> _Problem_
Gather up every line from the entries below that uses the word "bóveda".

(Records of document pages and text)
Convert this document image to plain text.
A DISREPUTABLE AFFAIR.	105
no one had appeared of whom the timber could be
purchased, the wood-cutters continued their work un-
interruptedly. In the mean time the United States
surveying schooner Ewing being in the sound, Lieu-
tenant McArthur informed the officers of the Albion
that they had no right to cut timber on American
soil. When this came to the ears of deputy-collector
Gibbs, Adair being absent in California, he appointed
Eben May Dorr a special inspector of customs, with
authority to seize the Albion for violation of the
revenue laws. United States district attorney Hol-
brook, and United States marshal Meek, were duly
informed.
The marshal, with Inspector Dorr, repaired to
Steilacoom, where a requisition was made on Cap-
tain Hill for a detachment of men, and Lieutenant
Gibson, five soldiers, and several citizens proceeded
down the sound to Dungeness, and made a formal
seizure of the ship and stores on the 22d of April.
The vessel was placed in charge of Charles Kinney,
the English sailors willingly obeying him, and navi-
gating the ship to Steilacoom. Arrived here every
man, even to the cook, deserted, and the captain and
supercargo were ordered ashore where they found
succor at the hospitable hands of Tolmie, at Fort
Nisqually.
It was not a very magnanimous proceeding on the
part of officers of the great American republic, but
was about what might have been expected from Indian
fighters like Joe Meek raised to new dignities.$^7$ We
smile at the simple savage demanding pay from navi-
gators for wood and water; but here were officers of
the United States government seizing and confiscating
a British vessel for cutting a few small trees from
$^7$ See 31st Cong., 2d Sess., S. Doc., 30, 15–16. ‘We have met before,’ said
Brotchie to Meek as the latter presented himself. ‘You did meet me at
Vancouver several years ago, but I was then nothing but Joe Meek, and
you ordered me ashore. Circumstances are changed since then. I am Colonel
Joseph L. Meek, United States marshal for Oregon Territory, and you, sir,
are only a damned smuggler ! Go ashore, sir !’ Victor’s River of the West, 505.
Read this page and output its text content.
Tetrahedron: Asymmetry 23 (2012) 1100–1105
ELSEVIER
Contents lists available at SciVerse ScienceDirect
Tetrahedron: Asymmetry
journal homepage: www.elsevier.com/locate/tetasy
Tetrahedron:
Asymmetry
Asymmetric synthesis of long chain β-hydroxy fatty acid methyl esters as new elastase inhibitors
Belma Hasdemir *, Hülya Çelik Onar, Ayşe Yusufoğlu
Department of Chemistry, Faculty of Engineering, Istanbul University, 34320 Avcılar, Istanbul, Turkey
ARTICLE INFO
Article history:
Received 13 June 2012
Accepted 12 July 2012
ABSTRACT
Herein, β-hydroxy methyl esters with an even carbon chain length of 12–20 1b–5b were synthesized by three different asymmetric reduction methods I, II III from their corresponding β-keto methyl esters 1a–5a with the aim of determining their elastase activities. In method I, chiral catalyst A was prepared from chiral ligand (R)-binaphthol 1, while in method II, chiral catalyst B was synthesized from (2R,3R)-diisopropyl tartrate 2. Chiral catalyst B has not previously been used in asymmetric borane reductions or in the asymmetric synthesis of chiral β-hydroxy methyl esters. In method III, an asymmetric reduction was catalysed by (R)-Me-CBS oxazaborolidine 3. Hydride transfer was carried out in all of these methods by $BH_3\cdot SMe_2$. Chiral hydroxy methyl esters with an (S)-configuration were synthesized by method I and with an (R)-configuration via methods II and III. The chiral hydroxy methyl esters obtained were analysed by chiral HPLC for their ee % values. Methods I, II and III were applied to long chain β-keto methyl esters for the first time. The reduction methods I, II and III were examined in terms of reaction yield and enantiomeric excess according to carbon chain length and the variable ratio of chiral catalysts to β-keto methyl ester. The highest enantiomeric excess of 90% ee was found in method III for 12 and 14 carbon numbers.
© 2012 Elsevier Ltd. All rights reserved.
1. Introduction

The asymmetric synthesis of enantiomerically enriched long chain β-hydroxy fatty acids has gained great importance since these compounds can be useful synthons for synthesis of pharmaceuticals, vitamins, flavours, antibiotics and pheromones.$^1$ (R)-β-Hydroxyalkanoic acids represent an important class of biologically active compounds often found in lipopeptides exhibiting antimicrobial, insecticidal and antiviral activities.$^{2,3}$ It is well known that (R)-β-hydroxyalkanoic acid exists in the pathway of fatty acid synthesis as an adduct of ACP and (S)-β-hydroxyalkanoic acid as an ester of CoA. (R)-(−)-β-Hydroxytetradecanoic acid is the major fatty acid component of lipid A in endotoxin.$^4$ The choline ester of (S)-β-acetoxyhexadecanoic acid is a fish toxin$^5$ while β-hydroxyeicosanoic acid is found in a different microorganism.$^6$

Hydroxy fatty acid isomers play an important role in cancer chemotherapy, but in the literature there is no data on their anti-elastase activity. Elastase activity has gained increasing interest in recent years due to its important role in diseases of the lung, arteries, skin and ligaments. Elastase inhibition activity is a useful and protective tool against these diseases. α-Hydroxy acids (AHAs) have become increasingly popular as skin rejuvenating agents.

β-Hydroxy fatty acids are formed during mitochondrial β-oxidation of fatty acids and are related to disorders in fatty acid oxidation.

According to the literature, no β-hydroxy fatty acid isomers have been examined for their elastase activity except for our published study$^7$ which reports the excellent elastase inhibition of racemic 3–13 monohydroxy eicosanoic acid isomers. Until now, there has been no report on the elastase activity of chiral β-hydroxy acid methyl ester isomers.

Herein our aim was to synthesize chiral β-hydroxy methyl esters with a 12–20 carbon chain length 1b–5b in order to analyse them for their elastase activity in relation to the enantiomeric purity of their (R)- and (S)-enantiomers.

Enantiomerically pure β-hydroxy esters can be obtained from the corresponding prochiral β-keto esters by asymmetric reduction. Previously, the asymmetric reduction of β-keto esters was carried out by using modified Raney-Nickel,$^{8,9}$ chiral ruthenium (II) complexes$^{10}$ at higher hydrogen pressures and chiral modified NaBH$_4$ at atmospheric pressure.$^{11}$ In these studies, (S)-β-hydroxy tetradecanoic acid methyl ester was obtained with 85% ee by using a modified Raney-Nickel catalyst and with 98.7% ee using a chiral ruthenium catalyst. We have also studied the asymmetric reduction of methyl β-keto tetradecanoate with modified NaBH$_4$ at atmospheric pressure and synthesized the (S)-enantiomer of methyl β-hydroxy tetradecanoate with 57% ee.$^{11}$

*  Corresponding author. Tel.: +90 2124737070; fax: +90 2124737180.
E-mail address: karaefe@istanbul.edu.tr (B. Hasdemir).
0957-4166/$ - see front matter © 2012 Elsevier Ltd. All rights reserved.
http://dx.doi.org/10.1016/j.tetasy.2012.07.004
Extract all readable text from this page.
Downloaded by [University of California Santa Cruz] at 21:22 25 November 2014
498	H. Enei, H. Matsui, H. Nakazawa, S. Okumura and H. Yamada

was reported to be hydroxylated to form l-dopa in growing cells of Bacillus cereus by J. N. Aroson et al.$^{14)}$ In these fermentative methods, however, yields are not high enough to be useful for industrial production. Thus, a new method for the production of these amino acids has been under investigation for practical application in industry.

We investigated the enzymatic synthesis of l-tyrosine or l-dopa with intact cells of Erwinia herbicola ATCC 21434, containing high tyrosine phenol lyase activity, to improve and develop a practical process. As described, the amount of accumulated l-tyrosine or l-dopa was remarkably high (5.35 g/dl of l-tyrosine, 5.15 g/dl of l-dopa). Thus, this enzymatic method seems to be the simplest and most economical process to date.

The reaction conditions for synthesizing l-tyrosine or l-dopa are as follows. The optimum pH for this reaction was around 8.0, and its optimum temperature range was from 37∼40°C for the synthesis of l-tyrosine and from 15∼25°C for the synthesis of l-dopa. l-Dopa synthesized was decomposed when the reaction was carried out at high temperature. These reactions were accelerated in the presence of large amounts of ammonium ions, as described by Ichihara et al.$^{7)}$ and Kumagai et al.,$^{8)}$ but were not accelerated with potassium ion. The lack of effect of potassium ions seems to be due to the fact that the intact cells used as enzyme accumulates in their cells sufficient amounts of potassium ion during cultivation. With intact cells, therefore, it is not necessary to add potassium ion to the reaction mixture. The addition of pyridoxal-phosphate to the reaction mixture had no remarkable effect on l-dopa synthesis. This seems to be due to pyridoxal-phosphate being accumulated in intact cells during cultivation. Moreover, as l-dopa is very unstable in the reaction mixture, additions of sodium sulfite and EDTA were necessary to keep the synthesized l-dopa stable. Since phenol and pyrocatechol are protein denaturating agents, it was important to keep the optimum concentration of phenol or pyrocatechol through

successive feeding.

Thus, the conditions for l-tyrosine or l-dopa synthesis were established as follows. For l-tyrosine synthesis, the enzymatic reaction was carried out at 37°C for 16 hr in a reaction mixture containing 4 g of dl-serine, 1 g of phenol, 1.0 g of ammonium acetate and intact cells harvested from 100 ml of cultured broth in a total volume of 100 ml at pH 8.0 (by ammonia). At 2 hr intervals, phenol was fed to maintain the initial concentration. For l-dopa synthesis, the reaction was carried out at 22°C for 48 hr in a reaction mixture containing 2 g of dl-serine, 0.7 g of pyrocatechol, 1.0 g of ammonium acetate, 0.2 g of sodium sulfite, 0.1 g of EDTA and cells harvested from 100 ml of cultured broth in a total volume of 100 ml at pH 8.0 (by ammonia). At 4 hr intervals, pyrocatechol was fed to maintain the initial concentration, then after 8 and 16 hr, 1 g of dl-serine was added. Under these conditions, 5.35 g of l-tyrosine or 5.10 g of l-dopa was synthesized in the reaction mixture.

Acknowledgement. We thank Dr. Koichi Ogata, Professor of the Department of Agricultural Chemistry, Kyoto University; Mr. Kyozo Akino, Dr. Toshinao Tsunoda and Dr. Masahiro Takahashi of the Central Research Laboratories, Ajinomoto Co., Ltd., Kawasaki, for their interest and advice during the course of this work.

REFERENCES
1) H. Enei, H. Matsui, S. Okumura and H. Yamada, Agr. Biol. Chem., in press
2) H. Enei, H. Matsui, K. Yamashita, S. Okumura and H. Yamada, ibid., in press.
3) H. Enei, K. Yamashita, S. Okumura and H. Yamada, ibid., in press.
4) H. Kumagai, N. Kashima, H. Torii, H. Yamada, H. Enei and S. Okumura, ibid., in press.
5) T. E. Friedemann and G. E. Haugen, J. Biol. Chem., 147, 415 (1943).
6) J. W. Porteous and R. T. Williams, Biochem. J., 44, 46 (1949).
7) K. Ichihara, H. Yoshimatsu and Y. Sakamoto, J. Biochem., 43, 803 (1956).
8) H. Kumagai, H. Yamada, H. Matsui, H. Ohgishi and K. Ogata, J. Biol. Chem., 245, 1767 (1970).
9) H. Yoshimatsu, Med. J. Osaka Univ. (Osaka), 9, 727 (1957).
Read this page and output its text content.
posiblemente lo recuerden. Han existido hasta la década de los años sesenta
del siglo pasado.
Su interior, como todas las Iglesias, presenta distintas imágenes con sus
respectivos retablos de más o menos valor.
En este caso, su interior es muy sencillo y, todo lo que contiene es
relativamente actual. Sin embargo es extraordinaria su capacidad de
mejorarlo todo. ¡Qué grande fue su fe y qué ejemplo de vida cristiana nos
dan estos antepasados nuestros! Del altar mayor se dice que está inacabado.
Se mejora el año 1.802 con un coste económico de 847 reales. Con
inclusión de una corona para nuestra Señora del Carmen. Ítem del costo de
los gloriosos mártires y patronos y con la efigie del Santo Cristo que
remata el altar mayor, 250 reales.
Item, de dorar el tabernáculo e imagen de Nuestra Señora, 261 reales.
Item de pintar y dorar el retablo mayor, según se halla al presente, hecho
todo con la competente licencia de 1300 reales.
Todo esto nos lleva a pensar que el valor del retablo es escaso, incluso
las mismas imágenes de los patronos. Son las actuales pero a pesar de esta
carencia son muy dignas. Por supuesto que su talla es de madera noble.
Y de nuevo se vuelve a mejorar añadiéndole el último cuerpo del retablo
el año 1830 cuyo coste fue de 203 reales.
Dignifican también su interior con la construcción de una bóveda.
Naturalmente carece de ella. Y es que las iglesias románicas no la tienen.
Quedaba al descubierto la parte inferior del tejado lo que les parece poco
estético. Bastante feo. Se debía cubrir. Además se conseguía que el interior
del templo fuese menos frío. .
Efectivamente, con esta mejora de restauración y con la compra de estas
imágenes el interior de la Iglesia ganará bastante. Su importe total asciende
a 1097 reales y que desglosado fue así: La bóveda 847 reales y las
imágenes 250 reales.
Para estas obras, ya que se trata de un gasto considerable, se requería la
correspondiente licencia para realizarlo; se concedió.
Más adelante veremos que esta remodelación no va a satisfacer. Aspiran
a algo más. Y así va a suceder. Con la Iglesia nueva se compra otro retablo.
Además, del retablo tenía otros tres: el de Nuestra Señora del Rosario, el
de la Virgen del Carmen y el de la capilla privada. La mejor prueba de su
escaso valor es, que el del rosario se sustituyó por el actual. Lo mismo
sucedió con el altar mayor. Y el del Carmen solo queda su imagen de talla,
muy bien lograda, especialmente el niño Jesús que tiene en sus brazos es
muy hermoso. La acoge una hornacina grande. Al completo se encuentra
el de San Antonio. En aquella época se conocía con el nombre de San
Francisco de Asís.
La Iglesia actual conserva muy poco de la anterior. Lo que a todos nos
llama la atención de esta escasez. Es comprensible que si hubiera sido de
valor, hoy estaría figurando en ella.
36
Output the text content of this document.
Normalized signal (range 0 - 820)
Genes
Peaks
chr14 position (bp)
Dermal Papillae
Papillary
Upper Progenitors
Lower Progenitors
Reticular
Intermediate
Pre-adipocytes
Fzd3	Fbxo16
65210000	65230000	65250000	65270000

> _Expected answer_
Dignifican también su interior con la construcción de una bóveda.
a 1097 reales y que desglosado fue así: La bóveda 847 reales y las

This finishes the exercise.